↓↓↓

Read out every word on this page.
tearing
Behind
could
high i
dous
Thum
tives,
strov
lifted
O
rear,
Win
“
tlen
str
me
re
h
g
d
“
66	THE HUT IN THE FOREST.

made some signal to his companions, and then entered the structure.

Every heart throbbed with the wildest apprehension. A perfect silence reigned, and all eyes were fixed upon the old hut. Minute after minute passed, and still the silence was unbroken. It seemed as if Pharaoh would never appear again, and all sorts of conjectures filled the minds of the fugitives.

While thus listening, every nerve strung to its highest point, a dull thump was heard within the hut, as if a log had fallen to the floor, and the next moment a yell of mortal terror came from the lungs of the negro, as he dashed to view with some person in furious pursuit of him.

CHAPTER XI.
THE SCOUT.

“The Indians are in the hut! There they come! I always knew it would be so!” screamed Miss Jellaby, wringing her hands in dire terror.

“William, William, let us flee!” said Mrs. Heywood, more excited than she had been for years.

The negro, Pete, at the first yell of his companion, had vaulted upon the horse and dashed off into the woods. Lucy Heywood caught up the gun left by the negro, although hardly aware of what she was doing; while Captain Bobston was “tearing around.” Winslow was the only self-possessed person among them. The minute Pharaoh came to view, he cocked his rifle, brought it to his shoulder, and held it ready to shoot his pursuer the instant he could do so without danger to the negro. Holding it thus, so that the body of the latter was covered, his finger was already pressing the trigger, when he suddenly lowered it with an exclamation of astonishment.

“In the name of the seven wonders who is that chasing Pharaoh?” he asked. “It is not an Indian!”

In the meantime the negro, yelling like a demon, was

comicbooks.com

↑↑↑

• [EXERCISE PROMPT]:
Output every entry shown above, exactly.

• [ANSWER FOR THIS EXERCISE]:
Read out every word on this page.
tearing
Behind
could
high i
dous
Thum
tives,
strov
lifted
O
rear,
Win
“
tlen
str
me
re
h
g
d
“
66	THE HUT IN THE FOREST.

made some signal to his companions, and then entered the structure.

Every heart throbbed with the wildest apprehension. A perfect silence reigned, and all eyes were fixed upon the old hut. Minute after minute passed, and still the silence was unbroken. It seemed as if Pharaoh would never appear again, and all sorts of conjectures filled the minds of the fugitives.

While thus listening, every nerve strung to its highest point, a dull thump was heard within the hut, as if a log had fallen to the floor, and the next moment a yell of mortal terror came from the lungs of the negro, as he dashed to view with some person in furious pursuit of him.

CHAPTER XI.
THE SCOUT.

“The Indians are in the hut! There they come! I always knew it would be so!” screamed Miss Jellaby, wringing her hands in dire terror.

“William, William, let us flee!” said Mrs. Heywood, more excited than she had been for years.

The negro, Pete, at the first yell of his companion, had vaulted upon the horse and dashed off into the woods. Lucy Heywood caught up the gun left by the negro, although hardly aware of what she was doing; while Captain Bobston was “tearing around.” Winslow was the only self-possessed person among them. The minute Pharaoh came to view, he cocked his rifle, brought it to his shoulder, and held it ready to shoot his pursuer the instant he could do so without danger to the negro. Holding it thus, so that the body of the latter was covered, his finger was already pressing the trigger, when he suddenly lowered it with an exclamation of astonishment.

“In the name of the seven wonders who is that chasing Pharaoh?” he asked. “It is not an Indian!”

In the meantime the negro, yelling like a demon, was

comicbooks.com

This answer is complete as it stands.